Prompt:
Extract each line from the data below that contains the word "ridgeline".

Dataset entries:
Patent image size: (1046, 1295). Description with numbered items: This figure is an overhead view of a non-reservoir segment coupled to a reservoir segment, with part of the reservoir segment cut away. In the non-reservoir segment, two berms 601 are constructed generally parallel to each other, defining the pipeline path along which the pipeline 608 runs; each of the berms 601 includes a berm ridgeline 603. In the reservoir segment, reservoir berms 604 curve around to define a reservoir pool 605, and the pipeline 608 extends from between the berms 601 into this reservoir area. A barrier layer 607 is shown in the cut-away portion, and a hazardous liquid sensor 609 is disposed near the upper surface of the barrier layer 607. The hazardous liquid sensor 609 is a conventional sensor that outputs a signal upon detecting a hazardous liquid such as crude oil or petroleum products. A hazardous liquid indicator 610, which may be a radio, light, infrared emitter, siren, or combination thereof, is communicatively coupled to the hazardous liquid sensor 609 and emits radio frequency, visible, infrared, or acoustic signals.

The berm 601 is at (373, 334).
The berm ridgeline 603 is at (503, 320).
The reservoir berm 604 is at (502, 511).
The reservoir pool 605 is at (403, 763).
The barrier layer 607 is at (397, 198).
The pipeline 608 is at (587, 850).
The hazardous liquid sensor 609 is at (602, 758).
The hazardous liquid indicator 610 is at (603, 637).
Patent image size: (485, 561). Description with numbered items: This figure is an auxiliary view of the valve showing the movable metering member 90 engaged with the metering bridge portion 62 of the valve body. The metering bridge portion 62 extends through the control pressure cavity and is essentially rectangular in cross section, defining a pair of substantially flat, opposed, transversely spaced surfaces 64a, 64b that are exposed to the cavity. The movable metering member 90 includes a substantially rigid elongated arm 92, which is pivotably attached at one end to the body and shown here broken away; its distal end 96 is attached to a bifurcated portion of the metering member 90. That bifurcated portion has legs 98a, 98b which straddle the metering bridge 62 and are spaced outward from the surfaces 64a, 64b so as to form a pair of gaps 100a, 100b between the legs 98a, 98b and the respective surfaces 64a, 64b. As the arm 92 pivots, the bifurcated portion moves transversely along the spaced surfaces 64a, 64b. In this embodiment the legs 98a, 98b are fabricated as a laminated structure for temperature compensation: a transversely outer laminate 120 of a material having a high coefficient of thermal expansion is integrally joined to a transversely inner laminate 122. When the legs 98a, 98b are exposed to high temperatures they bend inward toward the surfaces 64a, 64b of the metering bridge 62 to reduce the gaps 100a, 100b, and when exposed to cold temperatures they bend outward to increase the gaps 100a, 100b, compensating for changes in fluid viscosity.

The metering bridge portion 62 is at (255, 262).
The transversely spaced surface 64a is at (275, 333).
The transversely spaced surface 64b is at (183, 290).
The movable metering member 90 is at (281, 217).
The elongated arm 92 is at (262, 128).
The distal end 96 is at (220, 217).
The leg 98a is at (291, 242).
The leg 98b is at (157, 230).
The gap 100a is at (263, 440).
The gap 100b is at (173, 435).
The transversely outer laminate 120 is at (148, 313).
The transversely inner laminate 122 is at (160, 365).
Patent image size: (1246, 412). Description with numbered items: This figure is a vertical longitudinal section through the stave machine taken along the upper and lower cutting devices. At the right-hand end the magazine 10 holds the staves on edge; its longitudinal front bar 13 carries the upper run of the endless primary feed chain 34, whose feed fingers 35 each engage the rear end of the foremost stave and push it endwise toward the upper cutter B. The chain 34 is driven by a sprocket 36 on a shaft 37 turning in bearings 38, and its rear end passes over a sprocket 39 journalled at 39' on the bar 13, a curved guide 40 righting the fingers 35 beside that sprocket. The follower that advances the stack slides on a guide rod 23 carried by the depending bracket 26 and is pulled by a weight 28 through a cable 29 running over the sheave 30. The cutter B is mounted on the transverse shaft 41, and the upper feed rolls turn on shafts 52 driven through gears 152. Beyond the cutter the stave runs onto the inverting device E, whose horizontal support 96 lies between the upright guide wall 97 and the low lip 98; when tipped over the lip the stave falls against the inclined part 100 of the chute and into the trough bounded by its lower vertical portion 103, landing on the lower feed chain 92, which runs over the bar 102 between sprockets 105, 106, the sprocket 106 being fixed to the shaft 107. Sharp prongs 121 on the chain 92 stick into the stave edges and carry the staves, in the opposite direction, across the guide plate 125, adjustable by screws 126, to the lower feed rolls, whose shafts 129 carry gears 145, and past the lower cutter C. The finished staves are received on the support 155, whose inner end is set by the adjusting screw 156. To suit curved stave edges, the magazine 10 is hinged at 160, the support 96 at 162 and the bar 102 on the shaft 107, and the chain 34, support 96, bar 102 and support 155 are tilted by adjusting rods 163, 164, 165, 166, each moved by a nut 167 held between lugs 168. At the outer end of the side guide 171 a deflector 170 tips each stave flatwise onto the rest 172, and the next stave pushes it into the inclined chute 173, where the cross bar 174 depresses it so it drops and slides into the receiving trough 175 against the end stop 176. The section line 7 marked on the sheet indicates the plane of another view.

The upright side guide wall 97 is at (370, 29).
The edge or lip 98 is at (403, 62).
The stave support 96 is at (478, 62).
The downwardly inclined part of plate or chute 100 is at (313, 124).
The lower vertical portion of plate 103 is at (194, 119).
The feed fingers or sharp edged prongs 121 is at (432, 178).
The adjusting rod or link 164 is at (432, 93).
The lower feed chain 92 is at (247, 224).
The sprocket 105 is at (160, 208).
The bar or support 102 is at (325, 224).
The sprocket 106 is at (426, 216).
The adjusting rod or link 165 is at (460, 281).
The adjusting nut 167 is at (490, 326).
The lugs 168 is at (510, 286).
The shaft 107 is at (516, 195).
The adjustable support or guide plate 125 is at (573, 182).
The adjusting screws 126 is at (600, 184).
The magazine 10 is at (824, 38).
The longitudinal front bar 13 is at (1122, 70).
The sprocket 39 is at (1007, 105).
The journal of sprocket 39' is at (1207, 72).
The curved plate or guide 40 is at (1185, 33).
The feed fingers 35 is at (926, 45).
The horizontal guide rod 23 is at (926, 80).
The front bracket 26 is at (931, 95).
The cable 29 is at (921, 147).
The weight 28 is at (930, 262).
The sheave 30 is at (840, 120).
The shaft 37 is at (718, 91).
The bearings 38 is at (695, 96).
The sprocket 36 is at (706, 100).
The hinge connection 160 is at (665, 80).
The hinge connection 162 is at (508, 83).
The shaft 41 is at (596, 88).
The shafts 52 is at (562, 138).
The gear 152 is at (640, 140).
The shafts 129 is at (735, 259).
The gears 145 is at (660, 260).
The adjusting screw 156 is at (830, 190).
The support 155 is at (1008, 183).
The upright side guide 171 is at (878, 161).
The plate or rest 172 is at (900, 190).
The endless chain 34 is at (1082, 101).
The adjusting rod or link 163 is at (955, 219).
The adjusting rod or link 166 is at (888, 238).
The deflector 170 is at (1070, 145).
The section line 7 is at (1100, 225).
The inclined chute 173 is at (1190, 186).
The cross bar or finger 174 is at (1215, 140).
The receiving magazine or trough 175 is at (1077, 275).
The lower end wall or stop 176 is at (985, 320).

Response to the task:
Patent image size: (1046, 1295). Description with numbered items: This figure is an overhead view of a non-reservoir segment coupled to a reservoir segment, with part of the reservoir segment cut away. In the non-reservoir segment, two berms 601 are constructed generally parallel to each other, defining the pipeline path along which the pipeline 608 runs; each of the berms 601 includes a berm ridgeline 603. In the reservoir segment, reservoir berms 604 curve around to define a reservoir pool 605, and the pipeline 608 extends from between the berms 601 into this reservoir area. A barrier layer 607 is shown in the cut-away portion, and a hazardous liquid sensor 609 is disposed near the upper surface of the barrier layer 607. The hazardous liquid sensor 609 is a conventional sensor that outputs a signal upon detecting a hazardous liquid such as crude oil or petroleum products. A hazardous liquid indicator 610, which may be a radio, light, infrared emitter, siren, or combination thereof, is communicatively coupled to the hazardous liquid sensor 609 and emits radio frequency, visible, infrared, or acoustic signals.
The berm ridgeline 603 is at (503, 320).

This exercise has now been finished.